### THINGS TO DO
(1) In the electrowetting chat log, who is said to have probably been first to explain electrowetting, and in what year?
(2) Write the next part of the electrowetting chat log, picking up right after its final line.
** Opening SELECTED EXCERPT block **
22:35 < nmz787> https://www.youtube.com/watch?v=uwiINEcYXLQ
22:35 < nmz787> .title
22:35 < saxo> ASPLOS '19 Lightning Talk - Puddle: A Full-Stack Microfluidics System - YouTube
22:38 < nmz787> that's a very nice 2 minute video
22:38 < nmz787> I want one
22:39 < nmz787> I'd want to be able to split up the drops to even smaller volumes, for transitioning to a silicon chip with nanofluidics on it
22:39 < nmz787> I wonder if electrowetting works on the nanofluidic level
22:39 < nmz787> .wik electrowetting
22:39 < saxo> "Electrowetting is the modification of the wetting properties of a surface (which is typically hydrophobic) with an applied electric field. /  The electrowetting of mercury and other liquids on variably charged surfaces was probably first explained by Gabriel Lippmann in 1875 [...]" - https://en.wikipedia.org/wiki/Electrowetting
22:40 < nmz787> .g electrowetting voltage
22:40 < saxo> https://pubs.rsc.org/en/content/articlelanding/2016/sm/c6sm01565d
22:40 < nmz787> .title
22:40 < saxo> Ultra-low voltage electrowetting using graphite surfaces - Soft Matter (RSC Publishing)
** Closing SELECTED EXCERPT block **
** Opening DATA EXCERPTS block **
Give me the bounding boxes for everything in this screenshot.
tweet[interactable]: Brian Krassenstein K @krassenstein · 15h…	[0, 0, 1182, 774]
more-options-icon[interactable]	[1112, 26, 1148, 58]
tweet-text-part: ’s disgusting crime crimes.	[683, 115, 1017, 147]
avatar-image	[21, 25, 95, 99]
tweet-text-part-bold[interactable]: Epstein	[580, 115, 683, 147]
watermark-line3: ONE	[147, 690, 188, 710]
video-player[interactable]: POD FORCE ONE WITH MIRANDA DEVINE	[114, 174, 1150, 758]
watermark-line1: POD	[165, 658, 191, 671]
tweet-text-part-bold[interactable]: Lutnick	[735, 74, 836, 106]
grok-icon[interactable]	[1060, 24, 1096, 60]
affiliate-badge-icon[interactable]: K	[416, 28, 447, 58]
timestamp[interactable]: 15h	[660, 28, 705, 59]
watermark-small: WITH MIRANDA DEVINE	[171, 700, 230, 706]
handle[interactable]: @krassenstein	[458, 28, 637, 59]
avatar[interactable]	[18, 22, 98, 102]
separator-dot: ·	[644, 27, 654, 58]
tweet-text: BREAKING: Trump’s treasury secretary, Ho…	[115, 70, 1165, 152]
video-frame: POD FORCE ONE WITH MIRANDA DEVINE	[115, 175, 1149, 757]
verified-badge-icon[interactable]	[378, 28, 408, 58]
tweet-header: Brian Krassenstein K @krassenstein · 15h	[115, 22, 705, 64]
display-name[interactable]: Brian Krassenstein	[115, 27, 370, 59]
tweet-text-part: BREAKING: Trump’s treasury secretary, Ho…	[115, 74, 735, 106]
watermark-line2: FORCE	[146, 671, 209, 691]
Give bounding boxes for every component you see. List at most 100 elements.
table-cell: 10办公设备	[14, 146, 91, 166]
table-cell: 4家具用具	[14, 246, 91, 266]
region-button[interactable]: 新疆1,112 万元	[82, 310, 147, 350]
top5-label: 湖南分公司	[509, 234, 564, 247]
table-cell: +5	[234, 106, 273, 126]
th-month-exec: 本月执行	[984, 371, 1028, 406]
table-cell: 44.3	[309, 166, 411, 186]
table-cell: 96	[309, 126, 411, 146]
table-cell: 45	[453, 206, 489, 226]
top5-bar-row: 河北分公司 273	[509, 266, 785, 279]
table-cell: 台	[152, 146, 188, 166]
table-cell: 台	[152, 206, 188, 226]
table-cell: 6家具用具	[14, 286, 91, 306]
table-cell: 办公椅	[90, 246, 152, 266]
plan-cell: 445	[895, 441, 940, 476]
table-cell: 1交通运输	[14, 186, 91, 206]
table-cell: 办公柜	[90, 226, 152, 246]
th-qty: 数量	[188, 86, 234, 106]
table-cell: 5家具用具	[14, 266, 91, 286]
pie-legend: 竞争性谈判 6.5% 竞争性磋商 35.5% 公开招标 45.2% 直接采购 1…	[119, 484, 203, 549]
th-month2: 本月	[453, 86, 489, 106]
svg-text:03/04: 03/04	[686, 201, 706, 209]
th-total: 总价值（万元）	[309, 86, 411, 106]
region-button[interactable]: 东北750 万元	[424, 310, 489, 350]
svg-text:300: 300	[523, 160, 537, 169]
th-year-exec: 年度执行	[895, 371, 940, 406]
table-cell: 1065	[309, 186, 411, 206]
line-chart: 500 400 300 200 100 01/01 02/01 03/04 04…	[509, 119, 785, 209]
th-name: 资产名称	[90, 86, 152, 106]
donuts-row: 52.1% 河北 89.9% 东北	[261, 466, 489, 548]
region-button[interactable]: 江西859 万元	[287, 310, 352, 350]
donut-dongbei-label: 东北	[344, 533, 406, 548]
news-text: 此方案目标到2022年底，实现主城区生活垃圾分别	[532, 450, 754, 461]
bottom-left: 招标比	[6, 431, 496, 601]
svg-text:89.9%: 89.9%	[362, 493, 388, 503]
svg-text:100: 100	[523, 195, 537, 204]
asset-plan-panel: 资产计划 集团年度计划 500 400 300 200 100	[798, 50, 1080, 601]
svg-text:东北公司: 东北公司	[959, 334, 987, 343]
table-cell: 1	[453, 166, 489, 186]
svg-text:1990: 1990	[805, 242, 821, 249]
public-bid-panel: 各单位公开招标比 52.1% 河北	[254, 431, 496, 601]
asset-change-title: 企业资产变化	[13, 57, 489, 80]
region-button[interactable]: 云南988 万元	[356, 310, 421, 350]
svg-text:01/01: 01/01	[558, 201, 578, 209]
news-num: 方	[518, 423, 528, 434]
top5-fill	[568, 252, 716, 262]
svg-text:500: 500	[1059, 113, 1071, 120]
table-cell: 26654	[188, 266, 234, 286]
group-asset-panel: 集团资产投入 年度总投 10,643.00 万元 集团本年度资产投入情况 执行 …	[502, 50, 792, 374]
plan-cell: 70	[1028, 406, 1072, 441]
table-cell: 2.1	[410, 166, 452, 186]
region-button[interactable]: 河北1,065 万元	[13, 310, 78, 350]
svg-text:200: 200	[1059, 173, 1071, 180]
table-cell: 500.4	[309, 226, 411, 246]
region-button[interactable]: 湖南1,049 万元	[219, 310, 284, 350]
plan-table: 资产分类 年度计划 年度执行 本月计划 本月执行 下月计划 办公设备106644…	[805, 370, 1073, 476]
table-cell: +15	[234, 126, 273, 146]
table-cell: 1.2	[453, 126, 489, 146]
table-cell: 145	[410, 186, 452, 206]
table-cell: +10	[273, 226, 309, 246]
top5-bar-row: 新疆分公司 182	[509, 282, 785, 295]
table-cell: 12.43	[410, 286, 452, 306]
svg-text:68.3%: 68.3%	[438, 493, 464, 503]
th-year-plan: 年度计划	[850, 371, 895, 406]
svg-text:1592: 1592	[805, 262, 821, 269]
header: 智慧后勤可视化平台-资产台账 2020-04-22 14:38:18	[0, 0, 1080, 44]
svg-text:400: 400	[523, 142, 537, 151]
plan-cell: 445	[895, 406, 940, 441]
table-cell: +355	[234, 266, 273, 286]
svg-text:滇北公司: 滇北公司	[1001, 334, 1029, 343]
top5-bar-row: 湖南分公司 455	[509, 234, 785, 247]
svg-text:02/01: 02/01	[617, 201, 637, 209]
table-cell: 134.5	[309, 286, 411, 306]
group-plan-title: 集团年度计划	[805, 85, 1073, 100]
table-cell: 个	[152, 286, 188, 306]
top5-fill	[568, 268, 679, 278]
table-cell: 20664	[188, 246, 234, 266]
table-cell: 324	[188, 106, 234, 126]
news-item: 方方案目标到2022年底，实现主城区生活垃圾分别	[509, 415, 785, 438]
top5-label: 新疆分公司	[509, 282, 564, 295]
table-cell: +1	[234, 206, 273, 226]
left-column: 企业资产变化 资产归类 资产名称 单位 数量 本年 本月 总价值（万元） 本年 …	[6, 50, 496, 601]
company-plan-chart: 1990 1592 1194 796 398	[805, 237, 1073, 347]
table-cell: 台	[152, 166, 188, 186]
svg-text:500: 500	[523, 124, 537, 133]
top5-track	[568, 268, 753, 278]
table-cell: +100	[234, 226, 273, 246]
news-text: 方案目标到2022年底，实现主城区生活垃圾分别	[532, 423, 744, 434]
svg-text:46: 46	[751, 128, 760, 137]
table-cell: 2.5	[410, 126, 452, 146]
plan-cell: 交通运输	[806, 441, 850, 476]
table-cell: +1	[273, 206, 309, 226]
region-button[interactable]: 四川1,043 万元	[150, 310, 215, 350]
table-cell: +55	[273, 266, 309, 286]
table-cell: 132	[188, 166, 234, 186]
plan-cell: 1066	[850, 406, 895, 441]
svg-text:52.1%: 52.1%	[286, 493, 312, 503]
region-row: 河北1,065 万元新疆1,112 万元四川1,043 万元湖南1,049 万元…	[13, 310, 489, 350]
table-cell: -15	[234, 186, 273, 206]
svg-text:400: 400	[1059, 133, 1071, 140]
** Closing DATA EXCERPTS block **
### ANSWERS TO THE EXERCISES
(1) Gabriel Lippmann, in 1875.

(2)
22:42 < nmz787> """Addition of a dielectric film to the surface of the substrate, which insulates the electrode from the liquid thereby suppressing electrolysis, has led to technological advances such as variable focal-length liquid lenses, electronic paper and the actuation of droplets in lab-on-a-chip devices. The presence of the dielectric, however, necessitates the use of large bias voltages (frequently in the 
22:42 < nmz787> 10–100 V range). Here we describe a simple, dielectric-free approach to electrowetting using the basal plane of graphite as the conducting substrate: unprecedented changes in contact angle for ultra-low voltages are seen below the electrolysis threshold (50° with 1 V for a droplet in air, and 100° with 1.5 V for a droplet immersed in hexadecane), which are shown to be reproducible, stable over 
22:42 < nmz787> 100 s of cycles and free of hysteresis. Our results dispel conventional wisdom that reversible, hysteresis-free electrowetting can only be achieved on solid substrates with the use of a dielectric. This work paves the way for the development of a new generation of efficient electrowetting devices using advanced materials such as graphene and monolayer MoS2."""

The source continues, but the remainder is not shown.